> Passage given:
- - - - - - -
IMAGE OF VICTORY – movie review

IMAGE OF VICTORY (Tmunat Hanitzahon)

Netflix
Reviewed for Shockya.com & BigAppleReviews.net, linked from Rotten Tomatoes by Harvey Karten
Director: Avi Nesher
Screenwriter: Avi Nesher, Liraz Brosh, Ehud Bleiberg
Cast: Joy Rieger, Amir Khoury, Ala Dakka, Eliana Tidhar, Tom Avni
Screened at: Critics’ link, NYC, 7/14/22
Opens: July 15, 2022 streaming on Netflix

Israel is a small country surrounded by Muslim nations—whose population outnumbers Israeli Jews 100 to 1. Historically, Muslim nations are not great supporters of Israel, having fought five wars against the Jewish nation. Yet Israel has survived and prospered. When Israel defeated Egypt and Syria in the six-day war in 1967, you could not blame people for believing that Israelis could not be defeated, yet as we see in “Image of Victory,” though Egypt lost the 1948 war of independence, it succeeded in temporarily conquering some land, notably a kibbutz (collective farm) in the South near the border of Egyptian-controlled Gaza.

You would not expect a film that glorifies a victory by Egypt to be shown to Israeli audiences, much less to be financed and directed by Israelis, but “Tmunat Hanitzahon as the movie is called in Hebrew was shown at the Haifa International Festival and garnered three Ophirs, which are Israel’s equivalent of the Oscars.
- - - - - - -
Some records:
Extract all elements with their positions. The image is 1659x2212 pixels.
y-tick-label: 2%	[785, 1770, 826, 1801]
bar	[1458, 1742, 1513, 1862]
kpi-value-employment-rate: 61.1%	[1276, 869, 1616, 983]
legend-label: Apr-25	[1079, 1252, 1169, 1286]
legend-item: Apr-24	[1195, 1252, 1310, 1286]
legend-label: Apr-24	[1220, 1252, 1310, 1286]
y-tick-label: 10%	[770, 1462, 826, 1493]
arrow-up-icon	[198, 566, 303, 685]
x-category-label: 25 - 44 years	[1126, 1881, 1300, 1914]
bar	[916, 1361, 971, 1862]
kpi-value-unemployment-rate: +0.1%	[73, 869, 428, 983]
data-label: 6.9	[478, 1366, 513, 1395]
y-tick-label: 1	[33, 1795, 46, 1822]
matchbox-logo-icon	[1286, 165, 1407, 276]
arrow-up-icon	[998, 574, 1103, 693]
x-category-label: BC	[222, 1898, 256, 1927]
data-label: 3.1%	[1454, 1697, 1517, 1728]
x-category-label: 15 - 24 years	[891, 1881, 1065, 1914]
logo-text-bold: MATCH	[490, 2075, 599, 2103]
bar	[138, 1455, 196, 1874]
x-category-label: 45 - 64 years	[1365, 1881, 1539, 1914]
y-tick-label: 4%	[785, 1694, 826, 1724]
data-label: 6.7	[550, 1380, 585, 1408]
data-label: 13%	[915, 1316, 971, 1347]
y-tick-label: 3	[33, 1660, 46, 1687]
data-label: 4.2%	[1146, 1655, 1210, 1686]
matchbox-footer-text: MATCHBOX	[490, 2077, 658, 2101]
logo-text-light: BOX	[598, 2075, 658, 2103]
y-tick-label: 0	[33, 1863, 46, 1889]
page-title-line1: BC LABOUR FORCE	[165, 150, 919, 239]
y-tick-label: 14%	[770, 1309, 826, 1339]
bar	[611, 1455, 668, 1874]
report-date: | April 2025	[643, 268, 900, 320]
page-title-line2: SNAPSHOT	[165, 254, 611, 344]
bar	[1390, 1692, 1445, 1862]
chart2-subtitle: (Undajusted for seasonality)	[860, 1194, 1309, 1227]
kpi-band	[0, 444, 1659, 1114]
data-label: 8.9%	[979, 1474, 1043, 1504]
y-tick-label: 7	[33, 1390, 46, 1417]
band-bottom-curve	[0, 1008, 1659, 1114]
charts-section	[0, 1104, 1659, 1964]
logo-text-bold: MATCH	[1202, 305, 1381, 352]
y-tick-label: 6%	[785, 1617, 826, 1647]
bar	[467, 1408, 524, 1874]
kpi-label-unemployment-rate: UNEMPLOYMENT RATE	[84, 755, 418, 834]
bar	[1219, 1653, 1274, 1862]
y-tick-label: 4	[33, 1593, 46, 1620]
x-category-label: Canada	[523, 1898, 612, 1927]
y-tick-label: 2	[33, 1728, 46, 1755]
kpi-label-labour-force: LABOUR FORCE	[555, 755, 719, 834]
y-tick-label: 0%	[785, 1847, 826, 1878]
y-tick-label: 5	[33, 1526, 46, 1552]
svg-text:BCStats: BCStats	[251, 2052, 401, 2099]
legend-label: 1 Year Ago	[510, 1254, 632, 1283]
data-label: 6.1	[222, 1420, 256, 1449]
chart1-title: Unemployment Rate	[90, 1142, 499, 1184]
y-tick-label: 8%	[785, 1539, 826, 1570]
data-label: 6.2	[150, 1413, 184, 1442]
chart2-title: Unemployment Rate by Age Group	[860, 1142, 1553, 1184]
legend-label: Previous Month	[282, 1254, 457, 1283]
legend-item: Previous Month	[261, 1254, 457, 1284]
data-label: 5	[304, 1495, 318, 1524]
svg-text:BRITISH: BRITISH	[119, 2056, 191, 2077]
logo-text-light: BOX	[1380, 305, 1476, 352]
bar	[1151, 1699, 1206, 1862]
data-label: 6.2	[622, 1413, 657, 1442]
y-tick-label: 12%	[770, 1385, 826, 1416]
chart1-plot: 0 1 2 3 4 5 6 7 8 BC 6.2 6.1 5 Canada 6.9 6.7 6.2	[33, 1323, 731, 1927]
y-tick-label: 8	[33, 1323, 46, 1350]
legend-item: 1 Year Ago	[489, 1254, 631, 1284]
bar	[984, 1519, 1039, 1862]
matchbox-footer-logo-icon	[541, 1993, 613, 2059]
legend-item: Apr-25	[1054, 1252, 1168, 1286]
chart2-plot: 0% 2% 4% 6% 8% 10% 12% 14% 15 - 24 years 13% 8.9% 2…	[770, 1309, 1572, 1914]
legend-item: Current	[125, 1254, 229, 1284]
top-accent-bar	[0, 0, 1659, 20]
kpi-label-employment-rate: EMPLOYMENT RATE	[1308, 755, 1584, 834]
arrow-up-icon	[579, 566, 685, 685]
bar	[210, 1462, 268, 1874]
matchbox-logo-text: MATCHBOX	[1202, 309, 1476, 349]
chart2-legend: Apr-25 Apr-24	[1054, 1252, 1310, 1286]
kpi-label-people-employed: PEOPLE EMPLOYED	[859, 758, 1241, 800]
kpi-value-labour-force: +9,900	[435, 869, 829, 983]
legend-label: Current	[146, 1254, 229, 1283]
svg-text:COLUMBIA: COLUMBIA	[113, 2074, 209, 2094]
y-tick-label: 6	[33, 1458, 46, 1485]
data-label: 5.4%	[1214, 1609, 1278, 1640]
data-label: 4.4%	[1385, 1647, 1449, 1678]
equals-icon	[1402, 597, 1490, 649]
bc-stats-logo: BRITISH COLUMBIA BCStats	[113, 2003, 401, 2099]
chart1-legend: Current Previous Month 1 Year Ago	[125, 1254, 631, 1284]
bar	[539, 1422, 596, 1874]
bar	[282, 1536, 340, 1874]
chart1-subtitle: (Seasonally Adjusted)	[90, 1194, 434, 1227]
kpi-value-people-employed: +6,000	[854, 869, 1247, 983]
- - - - - - -
> Problems to work on:
1) Using the movie review, decide whether each statement agrees with it: (a) Avi Nesher directed the film; (b) the film opened in theaters on July 15, 2022; (c) the film won three Ophirs. Answer yes or no for each, quoting the deciding words from the review.
2) Write out everything in the rows, from the first row down to the one containing "1455, 196, 1874]", including both ends.
The review and the rows come from unrelated sources.

> Results for each task:
1)
(a) Yes: "Director: Avi Nesher"
(b) No: "Opens: July 15, 2022 streaming on Netflix"
(c) Yes: "garnered three Ophirs"

2)
Extract all elements with their positions. The image is 1659x2212 pixels.
y-tick-label: 2%	[785, 1770, 826, 1801]
bar	[1458, 1742, 1513, 1862]
kpi-value-employment-rate: 61.1%	[1276, 869, 1616, 983]
legend-label: Apr-25	[1079, 1252, 1169, 1286]
legend-item: Apr-24	[1195, 1252, 1310, 1286]
legend-label: Apr-24	[1220, 1252, 1310, 1286]
y-tick-label: 10%	[770, 1462, 826, 1493]
arrow-up-icon	[198, 566, 303, 685]
x-category-label: 25 - 44 years	[1126, 1881, 1300, 1914]
bar	[916, 1361, 971, 1862]
kpi-value-unemployment-rate: +0.1%	[73, 869, 428, 983]
data-label: 6.9	[478, 1366, 513, 1395]
y-tick-label: 1	[33, 1795, 46, 1822]
matchbox-logo-icon	[1286, 165, 1407, 276]
arrow-up-icon	[998, 574, 1103, 693]
x-category-label: BC	[222, 1898, 256, 1927]
data-label: 3.1%	[1454, 1697, 1517, 1728]
x-category-label: 15 - 24 years	[891, 1881, 1065, 1914]
logo-text-bold: MATCH	[490, 2075, 599, 2103]
bar	[138, 1455, 196, 1874]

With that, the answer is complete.